#### WORK TO DO:
Reproduce all of the data exactly.

----- TASK INPUTS

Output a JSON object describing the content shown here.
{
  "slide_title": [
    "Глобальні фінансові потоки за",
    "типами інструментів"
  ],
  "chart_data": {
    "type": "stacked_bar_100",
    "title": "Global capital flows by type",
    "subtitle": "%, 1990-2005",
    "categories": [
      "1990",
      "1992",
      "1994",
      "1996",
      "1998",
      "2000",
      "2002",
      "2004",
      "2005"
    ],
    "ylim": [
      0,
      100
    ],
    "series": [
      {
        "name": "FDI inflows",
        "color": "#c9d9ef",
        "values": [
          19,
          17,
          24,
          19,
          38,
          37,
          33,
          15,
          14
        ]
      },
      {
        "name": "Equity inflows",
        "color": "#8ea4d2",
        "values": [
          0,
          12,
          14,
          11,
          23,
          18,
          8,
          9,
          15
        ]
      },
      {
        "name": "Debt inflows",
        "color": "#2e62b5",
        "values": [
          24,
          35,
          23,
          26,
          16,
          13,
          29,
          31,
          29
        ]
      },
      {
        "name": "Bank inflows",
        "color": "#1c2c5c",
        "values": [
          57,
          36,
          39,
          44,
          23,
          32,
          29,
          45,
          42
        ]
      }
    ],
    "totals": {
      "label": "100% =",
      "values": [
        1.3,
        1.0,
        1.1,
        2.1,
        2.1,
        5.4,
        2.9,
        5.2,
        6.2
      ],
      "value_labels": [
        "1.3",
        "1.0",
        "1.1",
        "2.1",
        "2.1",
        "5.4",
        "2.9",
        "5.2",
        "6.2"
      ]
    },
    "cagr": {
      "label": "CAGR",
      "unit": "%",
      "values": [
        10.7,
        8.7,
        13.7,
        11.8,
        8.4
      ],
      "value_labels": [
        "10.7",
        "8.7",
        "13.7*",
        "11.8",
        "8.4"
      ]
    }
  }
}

----------

#### FULL OUTPUT:
Output a JSON object describing the content shown here.
{
  "slide_title": [
    "Глобальні фінансові потоки за",
    "типами інструментів"
  ],
  "chart_data": {
    "type": "stacked_bar_100",
    "title": "Global capital flows by type",
    "subtitle": "%, 1990-2005",
    "categories": [
      "1990",
      "1992",
      "1994",
      "1996",
      "1998",
      "2000",
      "2002",
      "2004",
      "2005"
    ],
    "ylim": [
      0,
      100
    ],
    "series": [
      {
        "name": "FDI inflows",
        "color": "#c9d9ef",
        "values": [
          19,
          17,
          24,
          19,
          38,
          37,
          33,
          15,
          14
        ]
      },
      {
        "name": "Equity inflows",
        "color": "#8ea4d2",
        "values": [
          0,
          12,
          14,
          11,
          23,
          18,
          8,
          9,
          15
        ]
      },
      {
        "name": "Debt inflows",
        "color": "#2e62b5",
        "values": [
          24,
          35,
          23,
          26,
          16,
          13,
          29,
          31,
          29
        ]
      },
      {
        "name": "Bank inflows",
        "color": "#1c2c5c",
        "values": [
          57,
          36,
          39,
          44,
          23,
          32,
          29,
          45,
          42
        ]
      }
    ],
    "totals": {
      "label": "100% =",
      "values": [
        1.3,
        1.0,
        1.1,
        2.1,
        2.1,
        5.4,
        2.9,
        5.2,
        6.2
      ],
      "value_labels": [
        "1.3",
        "1.0",
        "1.1",
        "2.1",
        "2.1",
        "5.4",
        "2.9",
        "5.2",
        "6.2"
      ]
    },
    "cagr": {
      "label": "CAGR",
      "unit": "%",
      "values": [
        10.7,
        8.7,
        13.7,
        11.8,
        8.4
      ],
      "value_labels": [
        "10.7",
        "8.7",
        "13.7*",
        "11.8",
        "8.4"
      ]
    }
  }
}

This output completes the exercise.